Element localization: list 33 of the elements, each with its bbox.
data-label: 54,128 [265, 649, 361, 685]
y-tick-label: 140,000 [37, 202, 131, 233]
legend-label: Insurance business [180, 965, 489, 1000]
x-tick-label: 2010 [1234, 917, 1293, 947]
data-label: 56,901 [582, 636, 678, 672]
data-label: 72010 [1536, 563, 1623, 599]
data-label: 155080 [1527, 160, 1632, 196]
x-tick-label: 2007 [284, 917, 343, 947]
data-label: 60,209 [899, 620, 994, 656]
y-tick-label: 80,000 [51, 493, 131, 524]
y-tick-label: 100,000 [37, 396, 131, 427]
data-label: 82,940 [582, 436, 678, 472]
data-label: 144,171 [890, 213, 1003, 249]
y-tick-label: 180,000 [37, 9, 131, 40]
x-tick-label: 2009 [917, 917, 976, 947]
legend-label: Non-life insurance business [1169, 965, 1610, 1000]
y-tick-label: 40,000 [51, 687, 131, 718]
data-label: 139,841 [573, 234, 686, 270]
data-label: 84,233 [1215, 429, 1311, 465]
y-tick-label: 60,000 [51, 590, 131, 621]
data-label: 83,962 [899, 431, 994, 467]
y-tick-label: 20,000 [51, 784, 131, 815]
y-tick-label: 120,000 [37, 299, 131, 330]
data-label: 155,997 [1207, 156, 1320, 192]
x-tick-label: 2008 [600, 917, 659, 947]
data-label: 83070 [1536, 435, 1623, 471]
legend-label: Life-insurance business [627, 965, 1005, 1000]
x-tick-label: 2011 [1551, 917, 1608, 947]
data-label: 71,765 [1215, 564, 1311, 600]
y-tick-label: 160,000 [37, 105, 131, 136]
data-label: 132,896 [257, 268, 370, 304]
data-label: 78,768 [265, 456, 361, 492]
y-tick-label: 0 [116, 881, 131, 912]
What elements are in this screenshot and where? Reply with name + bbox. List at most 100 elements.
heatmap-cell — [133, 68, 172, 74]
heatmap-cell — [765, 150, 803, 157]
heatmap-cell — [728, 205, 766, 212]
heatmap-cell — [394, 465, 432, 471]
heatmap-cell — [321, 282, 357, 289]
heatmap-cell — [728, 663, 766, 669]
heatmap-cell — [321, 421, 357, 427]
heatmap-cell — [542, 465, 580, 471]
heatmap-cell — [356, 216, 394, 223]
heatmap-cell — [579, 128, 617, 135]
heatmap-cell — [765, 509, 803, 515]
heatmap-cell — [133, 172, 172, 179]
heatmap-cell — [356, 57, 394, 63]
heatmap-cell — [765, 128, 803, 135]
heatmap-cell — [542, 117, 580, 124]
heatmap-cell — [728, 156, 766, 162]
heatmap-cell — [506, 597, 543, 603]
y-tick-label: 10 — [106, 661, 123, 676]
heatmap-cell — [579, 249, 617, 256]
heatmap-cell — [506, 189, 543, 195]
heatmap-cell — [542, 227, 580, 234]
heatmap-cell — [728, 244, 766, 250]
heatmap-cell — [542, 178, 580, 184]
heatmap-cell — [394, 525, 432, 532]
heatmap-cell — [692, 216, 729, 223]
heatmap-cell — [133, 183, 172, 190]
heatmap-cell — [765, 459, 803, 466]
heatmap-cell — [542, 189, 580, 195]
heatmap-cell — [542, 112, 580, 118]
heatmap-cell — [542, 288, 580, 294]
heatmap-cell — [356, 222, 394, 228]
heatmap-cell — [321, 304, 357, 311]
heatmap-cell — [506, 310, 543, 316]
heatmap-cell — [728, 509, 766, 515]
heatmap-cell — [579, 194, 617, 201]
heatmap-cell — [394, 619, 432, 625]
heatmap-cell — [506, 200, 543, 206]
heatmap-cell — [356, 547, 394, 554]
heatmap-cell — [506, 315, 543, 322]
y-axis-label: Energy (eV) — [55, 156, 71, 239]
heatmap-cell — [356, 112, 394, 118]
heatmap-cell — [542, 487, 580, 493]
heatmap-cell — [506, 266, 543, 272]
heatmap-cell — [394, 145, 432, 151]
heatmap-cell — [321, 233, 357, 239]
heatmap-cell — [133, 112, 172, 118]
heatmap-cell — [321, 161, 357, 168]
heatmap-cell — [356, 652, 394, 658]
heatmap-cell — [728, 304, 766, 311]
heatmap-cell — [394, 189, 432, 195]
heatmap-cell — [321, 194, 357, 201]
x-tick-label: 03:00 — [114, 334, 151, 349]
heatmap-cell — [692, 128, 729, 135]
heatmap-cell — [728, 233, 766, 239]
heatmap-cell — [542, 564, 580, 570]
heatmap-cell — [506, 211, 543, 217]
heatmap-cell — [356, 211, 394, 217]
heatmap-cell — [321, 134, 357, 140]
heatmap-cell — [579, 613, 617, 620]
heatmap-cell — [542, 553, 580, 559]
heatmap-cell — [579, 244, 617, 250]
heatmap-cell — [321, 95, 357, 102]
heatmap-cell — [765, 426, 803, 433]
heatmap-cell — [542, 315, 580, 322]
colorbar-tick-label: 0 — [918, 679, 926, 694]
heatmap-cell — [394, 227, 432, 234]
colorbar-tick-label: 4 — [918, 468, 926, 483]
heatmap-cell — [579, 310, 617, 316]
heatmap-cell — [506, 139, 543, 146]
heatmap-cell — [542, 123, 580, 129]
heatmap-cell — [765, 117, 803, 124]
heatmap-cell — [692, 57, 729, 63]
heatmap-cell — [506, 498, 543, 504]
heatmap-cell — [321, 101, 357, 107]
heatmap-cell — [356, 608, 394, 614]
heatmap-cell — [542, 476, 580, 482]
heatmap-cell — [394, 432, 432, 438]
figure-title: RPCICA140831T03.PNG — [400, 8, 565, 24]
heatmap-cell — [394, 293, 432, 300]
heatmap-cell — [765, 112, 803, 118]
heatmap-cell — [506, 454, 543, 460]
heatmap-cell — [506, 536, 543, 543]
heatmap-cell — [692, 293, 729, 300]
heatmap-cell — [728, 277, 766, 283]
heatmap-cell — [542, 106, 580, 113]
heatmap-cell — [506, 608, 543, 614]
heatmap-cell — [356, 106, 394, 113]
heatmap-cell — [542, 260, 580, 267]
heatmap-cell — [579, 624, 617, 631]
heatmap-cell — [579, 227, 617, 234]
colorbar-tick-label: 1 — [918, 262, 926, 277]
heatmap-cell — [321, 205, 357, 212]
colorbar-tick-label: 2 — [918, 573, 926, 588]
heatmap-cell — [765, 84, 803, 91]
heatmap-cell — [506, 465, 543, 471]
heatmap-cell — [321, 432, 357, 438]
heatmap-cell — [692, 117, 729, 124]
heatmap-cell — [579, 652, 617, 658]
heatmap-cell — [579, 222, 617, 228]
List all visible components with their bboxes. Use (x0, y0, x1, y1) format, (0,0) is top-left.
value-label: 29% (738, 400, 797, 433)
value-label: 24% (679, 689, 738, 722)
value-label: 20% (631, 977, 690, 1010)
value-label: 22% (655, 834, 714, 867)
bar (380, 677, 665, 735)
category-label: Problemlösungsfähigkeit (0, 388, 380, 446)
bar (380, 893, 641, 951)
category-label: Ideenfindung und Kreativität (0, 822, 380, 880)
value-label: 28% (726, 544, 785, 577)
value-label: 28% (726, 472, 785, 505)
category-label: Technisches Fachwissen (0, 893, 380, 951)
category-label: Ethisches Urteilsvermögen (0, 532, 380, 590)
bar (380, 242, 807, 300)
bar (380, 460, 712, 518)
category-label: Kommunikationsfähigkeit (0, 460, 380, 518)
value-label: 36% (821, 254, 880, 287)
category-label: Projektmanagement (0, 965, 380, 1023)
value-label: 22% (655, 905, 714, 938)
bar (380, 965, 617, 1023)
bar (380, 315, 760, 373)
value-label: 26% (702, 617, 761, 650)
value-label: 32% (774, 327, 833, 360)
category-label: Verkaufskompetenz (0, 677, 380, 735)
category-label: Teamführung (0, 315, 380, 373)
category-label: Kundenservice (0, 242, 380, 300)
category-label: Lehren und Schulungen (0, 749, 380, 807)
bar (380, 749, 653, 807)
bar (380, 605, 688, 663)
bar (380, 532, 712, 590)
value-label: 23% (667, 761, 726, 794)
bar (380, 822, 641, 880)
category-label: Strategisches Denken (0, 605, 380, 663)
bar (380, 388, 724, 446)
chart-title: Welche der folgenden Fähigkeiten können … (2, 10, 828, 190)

________________________

Directions
Reproduce verbatim every line of the records above, from the first line through the line containing "data-label: 72010 [1536, 563, 1623, 599]".

Full solution
Element localization: list 33 of the elements, each with its bbox.
data-label: 54,128 [265, 649, 361, 685]
y-tick-label: 140,000 [37, 202, 131, 233]
legend-label: Insurance business [180, 965, 489, 1000]
x-tick-label: 2010 [1234, 917, 1293, 947]
data-label: 56,901 [582, 636, 678, 672]
data-label: 72010 [1536, 563, 1623, 599]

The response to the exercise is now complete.